WHAT THE TASK ASKS => Copy the data below word for word, from its first line through the line that contains "legend-label: Data on Number of Loans", including both of those lines.

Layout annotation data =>
▶
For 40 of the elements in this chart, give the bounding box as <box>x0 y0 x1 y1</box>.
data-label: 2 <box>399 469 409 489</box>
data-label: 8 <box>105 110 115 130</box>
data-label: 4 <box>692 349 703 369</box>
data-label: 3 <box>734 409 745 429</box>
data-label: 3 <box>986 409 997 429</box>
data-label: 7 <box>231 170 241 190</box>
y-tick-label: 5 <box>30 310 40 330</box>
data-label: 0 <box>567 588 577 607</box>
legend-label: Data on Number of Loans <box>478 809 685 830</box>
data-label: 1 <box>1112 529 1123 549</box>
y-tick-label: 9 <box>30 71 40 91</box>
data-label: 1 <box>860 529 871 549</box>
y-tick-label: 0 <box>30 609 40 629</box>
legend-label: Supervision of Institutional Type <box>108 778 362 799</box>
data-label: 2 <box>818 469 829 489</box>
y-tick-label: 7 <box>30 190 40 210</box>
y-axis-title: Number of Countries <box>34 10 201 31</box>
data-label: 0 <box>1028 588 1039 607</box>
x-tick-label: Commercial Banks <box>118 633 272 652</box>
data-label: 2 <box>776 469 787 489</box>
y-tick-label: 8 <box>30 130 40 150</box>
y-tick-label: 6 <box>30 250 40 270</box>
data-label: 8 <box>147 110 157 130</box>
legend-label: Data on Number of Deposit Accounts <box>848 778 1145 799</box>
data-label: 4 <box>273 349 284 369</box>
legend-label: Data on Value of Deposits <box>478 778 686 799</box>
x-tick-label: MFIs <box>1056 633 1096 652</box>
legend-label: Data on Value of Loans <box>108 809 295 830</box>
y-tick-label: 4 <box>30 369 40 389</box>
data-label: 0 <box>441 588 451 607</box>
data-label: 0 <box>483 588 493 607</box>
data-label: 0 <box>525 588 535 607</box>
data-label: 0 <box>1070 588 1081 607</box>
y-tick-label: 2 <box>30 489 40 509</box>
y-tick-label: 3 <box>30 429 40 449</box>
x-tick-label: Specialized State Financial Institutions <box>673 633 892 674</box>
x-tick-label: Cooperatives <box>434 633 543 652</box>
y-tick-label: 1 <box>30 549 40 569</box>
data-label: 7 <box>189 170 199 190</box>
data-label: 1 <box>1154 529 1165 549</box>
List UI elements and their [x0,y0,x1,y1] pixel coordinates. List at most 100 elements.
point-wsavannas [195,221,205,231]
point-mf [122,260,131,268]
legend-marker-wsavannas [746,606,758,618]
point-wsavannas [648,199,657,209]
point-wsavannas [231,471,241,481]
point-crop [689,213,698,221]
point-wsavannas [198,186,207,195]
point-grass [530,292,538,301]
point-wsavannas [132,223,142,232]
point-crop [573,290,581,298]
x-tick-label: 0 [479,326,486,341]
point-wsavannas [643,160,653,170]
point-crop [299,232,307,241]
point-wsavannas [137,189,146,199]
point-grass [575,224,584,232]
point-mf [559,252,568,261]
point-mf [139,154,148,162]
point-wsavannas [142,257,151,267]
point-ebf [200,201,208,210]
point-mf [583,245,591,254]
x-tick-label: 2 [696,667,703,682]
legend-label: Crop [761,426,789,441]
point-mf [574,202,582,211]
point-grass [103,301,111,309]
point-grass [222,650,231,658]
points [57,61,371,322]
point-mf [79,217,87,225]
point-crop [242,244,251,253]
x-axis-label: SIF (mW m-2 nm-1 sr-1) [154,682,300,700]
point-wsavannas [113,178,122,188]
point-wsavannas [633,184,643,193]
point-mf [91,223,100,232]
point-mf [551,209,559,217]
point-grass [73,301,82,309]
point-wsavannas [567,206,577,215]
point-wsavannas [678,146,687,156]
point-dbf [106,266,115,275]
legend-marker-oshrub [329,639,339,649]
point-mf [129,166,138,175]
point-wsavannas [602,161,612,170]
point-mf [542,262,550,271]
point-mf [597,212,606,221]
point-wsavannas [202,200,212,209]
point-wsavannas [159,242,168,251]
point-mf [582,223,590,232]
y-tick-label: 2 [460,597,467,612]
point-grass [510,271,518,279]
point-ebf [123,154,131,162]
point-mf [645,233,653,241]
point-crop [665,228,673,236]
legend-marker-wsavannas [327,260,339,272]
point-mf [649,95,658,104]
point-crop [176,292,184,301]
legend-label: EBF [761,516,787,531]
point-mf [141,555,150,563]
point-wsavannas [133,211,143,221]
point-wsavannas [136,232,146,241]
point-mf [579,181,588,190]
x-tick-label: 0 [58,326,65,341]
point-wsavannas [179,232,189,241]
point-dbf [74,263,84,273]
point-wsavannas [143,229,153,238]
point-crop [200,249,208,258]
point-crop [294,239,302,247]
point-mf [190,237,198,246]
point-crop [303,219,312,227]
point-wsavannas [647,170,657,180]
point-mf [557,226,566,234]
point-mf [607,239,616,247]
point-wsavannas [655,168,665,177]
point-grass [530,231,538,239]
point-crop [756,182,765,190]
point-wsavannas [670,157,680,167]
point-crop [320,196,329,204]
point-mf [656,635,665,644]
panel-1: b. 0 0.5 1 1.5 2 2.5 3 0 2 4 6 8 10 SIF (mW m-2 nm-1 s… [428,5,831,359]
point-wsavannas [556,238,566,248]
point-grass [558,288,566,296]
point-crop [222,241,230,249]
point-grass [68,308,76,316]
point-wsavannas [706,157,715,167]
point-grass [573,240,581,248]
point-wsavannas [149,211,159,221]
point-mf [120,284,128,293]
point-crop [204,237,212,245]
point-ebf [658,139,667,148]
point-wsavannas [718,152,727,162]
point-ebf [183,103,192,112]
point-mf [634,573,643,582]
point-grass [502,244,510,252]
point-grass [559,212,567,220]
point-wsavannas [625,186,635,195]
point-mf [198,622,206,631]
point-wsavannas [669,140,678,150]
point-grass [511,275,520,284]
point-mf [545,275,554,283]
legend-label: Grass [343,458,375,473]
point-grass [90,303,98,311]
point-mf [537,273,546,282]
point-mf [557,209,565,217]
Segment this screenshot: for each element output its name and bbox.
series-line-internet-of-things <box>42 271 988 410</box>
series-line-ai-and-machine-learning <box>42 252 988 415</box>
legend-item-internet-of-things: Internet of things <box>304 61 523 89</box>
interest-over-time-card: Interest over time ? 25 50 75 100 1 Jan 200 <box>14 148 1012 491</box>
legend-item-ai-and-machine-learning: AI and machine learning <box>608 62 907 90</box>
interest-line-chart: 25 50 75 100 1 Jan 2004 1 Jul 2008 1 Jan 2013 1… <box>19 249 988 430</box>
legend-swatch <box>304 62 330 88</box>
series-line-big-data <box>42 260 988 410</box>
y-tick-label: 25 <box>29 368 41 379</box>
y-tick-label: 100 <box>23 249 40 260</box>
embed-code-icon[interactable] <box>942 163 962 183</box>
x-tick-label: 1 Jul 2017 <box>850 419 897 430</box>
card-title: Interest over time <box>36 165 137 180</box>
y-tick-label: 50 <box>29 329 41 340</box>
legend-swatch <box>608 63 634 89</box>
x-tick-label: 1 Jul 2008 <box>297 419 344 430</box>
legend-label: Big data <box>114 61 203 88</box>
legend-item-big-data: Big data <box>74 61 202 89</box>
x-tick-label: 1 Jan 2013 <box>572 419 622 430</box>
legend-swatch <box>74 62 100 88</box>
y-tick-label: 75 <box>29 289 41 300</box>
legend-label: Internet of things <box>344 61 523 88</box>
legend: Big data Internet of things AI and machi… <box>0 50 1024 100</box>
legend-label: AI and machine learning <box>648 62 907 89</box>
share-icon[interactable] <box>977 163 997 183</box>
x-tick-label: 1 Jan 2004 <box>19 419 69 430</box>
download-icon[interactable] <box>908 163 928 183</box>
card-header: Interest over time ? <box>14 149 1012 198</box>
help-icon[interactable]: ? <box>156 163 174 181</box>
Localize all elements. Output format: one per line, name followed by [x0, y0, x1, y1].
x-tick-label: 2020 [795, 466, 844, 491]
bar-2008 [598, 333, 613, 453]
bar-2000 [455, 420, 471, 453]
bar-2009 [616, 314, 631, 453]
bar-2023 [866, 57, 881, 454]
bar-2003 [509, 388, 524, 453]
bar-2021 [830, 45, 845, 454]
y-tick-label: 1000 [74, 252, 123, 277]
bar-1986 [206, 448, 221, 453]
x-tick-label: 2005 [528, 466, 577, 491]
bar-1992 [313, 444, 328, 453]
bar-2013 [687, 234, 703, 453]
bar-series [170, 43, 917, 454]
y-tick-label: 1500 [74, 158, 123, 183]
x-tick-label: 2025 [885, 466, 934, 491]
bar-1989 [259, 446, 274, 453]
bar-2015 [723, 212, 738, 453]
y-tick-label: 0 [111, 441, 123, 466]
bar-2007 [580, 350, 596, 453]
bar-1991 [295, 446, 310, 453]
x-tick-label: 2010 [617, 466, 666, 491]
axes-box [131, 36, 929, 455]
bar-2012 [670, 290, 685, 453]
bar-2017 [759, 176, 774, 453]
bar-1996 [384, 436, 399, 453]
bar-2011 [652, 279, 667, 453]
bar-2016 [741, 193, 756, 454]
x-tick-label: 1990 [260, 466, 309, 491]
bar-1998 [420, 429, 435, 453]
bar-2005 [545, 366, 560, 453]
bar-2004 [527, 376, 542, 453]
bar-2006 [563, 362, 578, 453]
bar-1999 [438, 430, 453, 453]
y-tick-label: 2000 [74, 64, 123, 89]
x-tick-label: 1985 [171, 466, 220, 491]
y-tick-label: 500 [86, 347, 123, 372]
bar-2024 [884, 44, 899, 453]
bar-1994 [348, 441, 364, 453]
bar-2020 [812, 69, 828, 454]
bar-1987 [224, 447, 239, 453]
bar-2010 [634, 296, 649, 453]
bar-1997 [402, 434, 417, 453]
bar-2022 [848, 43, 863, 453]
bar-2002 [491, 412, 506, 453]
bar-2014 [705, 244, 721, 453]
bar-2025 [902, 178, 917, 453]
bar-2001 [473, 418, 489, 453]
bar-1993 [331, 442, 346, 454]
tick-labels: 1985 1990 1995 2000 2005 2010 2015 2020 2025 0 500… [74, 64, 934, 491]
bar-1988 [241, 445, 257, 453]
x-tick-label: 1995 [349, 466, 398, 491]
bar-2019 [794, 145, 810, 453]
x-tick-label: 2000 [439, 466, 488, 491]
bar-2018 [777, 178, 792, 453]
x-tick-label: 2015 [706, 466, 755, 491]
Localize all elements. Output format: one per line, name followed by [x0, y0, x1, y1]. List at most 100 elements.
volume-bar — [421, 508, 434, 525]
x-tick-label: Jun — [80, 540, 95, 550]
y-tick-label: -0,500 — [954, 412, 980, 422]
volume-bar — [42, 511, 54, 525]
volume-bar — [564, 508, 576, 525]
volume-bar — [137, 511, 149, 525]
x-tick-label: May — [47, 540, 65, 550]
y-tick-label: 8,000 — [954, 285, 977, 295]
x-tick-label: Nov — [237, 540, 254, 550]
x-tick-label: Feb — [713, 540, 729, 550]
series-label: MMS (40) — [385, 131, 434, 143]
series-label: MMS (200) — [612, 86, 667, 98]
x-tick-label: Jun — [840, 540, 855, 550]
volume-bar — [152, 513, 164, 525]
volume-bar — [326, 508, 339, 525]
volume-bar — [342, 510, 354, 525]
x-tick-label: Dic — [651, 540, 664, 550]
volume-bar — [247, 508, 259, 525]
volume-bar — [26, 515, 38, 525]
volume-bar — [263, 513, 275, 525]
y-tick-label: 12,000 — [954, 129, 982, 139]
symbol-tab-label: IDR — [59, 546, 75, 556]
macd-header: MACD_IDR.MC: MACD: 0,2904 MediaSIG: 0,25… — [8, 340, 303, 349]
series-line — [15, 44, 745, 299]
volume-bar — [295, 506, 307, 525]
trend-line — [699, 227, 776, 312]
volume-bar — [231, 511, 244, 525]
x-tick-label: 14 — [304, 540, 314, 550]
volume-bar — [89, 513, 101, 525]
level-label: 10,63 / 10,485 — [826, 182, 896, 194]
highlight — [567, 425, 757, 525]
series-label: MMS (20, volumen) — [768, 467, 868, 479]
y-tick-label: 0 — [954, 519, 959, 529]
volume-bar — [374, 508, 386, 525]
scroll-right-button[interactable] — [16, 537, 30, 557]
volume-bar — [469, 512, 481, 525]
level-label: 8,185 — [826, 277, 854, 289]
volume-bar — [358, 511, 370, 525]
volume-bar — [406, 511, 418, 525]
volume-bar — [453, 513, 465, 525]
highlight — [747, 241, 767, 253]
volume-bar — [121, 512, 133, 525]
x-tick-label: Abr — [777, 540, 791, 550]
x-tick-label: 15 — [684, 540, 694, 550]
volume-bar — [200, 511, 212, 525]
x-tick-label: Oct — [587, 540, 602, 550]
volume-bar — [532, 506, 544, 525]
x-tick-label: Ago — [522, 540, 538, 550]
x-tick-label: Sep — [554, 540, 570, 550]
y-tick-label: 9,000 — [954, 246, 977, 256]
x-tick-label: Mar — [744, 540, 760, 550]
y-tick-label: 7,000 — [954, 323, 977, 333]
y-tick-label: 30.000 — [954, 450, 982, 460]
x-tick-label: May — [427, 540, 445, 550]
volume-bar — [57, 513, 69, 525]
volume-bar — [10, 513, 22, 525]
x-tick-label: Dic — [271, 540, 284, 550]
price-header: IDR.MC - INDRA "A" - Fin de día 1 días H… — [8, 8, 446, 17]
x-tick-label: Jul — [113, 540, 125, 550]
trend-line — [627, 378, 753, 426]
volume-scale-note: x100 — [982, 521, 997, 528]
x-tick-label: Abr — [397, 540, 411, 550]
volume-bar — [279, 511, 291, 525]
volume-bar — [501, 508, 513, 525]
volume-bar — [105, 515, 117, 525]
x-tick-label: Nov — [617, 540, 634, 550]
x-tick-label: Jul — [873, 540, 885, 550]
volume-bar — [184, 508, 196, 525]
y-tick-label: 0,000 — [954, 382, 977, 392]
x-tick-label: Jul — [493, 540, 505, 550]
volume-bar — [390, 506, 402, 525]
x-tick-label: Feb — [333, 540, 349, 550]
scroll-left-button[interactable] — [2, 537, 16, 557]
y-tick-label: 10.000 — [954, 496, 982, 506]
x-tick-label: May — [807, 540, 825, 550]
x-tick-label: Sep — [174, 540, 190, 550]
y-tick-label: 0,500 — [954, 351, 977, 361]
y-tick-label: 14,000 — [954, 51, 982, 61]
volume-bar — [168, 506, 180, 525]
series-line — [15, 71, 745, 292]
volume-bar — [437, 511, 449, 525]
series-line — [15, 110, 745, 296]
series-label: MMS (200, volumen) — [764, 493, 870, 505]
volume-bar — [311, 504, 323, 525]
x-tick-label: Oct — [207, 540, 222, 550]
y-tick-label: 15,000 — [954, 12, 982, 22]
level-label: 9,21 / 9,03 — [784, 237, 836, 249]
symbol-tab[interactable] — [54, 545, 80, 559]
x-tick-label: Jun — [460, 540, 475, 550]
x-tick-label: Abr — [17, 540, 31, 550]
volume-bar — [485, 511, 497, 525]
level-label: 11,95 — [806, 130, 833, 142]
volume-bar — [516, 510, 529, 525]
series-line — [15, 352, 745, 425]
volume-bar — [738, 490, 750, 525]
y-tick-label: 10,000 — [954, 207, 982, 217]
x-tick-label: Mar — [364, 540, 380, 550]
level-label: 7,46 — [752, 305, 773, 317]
◀
EXERCISE OUTPUT =>
For 40 of the elements in this chart, give the bounding box as <box>x0 y0 x1 y1</box>.
data-label: 2 <box>399 469 409 489</box>
data-label: 8 <box>105 110 115 130</box>
data-label: 4 <box>692 349 703 369</box>
data-label: 3 <box>734 409 745 429</box>
data-label: 3 <box>986 409 997 429</box>
data-label: 7 <box>231 170 241 190</box>
y-tick-label: 5 <box>30 310 40 330</box>
data-label: 0 <box>567 588 577 607</box>
legend-label: Data on Number of Loans <box>478 809 685 830</box>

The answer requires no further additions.